### WORK REQUIRED
Swap "y-tick-label" for "y-axis-value" in the lines running from the very first line through the line containing "- x-tick-label: Apr 25: [387, 416, 423, 430]". Leave everything else unchanged and return only those lines.

----

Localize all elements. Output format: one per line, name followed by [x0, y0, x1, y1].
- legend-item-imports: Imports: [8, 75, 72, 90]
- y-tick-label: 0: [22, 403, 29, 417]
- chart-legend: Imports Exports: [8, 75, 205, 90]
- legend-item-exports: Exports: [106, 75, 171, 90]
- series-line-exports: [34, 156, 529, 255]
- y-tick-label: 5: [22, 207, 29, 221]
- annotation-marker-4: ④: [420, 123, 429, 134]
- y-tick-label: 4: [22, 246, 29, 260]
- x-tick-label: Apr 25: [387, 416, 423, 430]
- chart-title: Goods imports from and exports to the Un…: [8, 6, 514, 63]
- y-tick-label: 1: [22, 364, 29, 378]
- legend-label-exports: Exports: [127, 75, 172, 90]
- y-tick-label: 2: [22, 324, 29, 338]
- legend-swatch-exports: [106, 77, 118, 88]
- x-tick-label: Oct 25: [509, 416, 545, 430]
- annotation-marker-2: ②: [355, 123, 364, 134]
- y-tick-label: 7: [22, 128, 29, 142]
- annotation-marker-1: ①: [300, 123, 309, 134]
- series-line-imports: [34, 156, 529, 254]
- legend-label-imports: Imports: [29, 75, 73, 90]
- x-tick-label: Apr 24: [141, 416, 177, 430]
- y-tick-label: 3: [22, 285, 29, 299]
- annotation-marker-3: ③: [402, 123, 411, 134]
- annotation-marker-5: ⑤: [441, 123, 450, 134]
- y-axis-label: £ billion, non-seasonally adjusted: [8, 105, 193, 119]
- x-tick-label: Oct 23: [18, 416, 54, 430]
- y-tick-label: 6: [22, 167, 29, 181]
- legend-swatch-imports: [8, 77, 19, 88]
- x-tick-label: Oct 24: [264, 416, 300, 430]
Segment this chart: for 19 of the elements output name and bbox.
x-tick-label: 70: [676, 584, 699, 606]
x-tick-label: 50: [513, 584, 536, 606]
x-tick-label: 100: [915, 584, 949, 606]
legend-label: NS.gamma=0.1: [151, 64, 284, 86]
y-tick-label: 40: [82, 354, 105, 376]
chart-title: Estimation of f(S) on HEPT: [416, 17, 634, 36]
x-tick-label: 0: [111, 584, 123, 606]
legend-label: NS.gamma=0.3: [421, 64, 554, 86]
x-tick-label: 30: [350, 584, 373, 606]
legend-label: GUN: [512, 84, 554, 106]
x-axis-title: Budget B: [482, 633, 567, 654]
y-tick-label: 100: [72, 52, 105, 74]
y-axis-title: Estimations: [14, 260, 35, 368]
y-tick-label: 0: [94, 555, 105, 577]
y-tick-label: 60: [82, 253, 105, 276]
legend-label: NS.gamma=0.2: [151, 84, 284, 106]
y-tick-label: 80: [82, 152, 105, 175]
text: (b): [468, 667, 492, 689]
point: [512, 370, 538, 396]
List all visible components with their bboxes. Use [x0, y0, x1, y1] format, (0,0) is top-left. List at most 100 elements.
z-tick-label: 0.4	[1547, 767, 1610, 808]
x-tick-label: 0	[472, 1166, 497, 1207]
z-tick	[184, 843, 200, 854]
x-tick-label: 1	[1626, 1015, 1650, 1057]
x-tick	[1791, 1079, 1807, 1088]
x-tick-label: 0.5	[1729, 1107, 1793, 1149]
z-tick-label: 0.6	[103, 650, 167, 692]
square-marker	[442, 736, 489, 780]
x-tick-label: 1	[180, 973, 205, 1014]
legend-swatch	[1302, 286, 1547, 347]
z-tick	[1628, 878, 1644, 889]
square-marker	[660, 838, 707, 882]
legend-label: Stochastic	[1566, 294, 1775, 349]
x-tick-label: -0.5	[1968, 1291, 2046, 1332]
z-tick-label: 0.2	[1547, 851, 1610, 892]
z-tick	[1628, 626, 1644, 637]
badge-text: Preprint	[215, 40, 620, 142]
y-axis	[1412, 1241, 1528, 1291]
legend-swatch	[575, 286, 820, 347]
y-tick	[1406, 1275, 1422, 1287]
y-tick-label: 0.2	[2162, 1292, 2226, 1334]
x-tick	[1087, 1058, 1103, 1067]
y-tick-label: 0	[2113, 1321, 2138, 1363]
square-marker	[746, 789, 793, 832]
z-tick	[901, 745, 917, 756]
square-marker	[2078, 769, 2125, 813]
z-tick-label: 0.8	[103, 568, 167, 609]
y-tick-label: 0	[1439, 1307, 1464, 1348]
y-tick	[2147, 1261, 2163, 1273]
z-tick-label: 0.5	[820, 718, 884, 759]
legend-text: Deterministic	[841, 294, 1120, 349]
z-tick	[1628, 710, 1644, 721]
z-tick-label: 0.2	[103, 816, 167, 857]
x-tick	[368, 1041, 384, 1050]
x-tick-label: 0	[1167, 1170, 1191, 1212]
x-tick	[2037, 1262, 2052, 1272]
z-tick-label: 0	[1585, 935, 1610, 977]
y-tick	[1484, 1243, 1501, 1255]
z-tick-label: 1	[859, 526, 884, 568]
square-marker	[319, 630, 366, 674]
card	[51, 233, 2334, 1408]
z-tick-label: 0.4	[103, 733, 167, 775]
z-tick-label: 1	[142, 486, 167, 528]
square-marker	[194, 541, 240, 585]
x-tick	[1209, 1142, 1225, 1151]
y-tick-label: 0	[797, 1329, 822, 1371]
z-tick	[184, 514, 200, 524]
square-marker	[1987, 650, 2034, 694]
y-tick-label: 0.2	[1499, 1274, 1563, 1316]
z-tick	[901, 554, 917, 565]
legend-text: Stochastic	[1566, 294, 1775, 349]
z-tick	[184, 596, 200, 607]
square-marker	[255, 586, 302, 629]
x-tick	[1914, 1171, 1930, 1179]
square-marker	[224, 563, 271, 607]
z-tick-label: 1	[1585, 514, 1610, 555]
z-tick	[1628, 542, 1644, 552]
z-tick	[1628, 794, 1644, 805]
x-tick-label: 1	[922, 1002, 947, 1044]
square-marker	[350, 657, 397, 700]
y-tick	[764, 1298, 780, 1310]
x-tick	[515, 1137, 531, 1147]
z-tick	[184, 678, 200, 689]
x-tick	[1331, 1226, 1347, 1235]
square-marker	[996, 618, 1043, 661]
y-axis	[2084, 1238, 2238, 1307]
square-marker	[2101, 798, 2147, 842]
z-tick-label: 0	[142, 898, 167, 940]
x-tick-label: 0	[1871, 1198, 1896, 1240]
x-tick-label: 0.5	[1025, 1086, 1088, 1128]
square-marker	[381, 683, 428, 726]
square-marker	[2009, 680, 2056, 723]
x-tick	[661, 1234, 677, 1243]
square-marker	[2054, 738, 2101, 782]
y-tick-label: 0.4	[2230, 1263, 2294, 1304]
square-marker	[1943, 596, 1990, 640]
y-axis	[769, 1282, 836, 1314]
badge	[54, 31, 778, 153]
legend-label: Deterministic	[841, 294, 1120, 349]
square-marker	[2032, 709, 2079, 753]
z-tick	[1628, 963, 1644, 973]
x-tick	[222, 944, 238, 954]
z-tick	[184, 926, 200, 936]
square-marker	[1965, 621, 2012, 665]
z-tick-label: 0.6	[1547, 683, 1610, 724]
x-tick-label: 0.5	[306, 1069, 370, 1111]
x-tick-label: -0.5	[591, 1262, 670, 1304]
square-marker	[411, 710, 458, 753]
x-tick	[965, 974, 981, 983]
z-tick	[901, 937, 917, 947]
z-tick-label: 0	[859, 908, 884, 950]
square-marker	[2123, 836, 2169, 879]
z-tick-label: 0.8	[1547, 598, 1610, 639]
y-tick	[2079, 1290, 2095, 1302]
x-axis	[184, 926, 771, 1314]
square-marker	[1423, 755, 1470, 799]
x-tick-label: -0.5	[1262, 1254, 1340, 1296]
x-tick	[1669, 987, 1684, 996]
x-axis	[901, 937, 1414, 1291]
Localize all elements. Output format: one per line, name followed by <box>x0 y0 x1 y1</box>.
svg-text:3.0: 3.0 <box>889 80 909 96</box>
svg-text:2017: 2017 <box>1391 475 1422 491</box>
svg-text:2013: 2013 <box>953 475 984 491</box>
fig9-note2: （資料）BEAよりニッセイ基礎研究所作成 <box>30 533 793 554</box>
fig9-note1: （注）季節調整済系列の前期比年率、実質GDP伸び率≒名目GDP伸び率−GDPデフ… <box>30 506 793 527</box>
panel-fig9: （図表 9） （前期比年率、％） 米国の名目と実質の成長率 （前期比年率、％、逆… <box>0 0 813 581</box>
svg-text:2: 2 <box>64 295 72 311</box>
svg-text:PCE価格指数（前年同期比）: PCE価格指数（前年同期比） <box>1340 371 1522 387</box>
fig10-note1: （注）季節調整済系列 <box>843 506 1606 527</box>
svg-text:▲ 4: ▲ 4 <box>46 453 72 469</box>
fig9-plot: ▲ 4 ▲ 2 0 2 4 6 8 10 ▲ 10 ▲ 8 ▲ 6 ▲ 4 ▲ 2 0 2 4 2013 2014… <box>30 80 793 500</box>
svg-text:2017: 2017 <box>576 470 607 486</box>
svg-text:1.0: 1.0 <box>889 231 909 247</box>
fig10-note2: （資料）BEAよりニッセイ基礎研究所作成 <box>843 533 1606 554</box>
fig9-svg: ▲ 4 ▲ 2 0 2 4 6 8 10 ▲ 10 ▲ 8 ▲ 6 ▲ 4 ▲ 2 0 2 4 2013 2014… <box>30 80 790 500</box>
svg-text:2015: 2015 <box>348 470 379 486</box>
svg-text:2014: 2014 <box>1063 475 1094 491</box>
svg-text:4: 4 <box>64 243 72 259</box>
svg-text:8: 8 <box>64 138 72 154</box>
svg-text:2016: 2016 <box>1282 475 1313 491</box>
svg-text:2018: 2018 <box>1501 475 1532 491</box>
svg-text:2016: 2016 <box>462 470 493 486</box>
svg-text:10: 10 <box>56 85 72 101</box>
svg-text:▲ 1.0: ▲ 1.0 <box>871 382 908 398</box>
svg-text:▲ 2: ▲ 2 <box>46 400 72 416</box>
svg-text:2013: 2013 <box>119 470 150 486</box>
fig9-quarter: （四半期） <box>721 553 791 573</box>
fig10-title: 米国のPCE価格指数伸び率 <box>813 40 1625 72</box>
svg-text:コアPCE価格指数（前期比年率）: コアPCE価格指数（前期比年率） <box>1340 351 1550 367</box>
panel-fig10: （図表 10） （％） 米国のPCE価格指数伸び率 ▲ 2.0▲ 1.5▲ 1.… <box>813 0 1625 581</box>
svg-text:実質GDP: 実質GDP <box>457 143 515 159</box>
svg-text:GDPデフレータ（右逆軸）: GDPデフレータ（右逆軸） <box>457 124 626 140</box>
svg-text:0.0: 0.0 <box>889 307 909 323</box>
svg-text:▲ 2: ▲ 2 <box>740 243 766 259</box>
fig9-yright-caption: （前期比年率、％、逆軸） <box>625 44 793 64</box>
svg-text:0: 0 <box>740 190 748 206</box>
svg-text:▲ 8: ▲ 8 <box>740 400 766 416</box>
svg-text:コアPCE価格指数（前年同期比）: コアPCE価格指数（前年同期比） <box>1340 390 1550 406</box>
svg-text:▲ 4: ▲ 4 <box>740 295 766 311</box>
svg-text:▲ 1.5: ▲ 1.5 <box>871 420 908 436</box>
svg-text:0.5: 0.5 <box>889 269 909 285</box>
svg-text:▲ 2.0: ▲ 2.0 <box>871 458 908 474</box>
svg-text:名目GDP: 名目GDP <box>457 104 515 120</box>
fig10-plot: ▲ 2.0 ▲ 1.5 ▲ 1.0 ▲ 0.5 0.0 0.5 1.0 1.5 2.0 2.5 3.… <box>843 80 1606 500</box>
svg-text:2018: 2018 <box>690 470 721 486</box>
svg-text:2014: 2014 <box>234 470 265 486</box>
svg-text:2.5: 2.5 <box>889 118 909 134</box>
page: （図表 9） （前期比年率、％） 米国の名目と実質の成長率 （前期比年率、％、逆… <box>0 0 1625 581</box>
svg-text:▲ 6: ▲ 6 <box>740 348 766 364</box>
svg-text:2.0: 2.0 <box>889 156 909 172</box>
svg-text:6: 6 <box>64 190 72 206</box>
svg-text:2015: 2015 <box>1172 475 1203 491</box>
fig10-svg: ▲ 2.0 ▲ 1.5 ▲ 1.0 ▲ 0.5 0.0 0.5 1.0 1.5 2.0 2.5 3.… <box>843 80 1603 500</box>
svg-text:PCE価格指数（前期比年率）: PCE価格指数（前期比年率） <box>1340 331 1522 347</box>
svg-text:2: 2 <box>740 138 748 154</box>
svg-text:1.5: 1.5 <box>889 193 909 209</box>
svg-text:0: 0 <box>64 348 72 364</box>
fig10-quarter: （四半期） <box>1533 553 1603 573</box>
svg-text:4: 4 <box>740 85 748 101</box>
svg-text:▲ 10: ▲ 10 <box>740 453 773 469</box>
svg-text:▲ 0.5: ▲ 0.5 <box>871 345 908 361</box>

----

### TASK RESPONSE
Localize all elements. Output format: one per line, name followed by [x0, y0, x1, y1].
- legend-item-imports: Imports: [8, 75, 72, 90]
- y-axis-value: 0: [22, 403, 29, 417]
- chart-legend: Imports Exports: [8, 75, 205, 90]
- legend-item-exports: Exports: [106, 75, 171, 90]
- series-line-exports: [34, 156, 529, 255]
- y-axis-value: 5: [22, 207, 29, 221]
- annotation-marker-4: ④: [420, 123, 429, 134]
- y-axis-value: 4: [22, 246, 29, 260]
- x-tick-label: Apr 25: [387, 416, 423, 430]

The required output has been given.